Given records –
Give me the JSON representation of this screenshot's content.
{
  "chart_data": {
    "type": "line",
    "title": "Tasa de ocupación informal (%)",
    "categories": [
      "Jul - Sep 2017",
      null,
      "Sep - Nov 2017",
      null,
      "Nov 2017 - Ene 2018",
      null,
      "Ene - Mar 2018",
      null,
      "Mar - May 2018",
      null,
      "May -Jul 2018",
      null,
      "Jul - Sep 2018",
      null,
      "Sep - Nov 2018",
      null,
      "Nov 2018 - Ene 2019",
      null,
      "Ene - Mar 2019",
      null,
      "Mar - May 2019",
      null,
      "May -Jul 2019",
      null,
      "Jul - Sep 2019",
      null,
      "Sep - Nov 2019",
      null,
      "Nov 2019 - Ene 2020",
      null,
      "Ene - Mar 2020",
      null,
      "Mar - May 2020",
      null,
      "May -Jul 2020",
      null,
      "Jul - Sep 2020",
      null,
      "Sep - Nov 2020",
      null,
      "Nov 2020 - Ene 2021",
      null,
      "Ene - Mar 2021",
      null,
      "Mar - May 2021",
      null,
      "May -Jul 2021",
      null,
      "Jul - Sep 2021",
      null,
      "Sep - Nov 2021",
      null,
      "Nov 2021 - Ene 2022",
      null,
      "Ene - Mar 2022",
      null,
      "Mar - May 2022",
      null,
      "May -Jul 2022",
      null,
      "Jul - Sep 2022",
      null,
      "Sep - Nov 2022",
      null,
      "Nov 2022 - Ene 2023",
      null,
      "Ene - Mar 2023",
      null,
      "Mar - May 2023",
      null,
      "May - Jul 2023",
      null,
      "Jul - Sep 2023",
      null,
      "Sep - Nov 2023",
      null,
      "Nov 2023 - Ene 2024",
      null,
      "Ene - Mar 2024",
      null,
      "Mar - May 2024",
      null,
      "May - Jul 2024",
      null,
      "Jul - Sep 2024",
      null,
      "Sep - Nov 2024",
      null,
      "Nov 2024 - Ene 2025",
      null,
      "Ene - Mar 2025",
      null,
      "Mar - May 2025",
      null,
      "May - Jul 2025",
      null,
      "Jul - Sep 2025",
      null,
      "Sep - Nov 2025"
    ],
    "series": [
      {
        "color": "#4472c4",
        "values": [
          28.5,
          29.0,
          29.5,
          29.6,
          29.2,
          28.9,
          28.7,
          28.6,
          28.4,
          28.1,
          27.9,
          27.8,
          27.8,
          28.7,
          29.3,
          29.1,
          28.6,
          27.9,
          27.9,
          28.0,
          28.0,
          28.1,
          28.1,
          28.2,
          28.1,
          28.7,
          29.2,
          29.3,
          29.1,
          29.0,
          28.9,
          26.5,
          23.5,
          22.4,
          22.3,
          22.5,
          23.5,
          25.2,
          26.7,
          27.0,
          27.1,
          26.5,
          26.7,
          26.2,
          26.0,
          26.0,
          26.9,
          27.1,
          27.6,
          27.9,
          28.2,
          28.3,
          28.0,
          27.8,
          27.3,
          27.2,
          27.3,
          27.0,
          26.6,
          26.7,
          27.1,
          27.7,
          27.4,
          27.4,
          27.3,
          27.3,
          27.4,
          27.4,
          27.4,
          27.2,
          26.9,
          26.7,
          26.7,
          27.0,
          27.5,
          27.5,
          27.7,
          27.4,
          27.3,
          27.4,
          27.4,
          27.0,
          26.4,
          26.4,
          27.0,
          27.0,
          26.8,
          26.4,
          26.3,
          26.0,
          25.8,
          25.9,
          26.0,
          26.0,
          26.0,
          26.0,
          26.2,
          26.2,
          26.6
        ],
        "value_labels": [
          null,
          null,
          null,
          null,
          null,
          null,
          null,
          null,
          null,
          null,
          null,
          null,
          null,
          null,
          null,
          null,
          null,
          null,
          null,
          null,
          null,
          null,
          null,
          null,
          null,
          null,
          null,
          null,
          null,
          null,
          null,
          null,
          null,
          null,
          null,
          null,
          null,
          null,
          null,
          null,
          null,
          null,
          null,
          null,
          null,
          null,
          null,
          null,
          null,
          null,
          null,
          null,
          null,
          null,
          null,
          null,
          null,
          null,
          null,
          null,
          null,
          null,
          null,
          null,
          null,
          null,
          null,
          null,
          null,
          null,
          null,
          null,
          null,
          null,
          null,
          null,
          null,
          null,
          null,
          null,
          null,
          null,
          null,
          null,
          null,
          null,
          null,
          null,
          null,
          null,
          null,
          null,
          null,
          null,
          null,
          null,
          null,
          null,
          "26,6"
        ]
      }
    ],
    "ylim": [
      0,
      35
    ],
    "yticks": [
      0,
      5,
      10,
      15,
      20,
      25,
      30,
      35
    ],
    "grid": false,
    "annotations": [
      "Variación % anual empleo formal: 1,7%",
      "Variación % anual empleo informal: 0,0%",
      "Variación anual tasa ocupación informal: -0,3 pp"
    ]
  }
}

Instructions for the task –
Copy every line of the data that holds the string "anual".

Result for this exercise –
      "Variación % anual empleo formal: 1,7%",
      "Variación % anual empleo informal: 0,0%",
      "Variación anual tasa ocupación informal: -0,3 pp"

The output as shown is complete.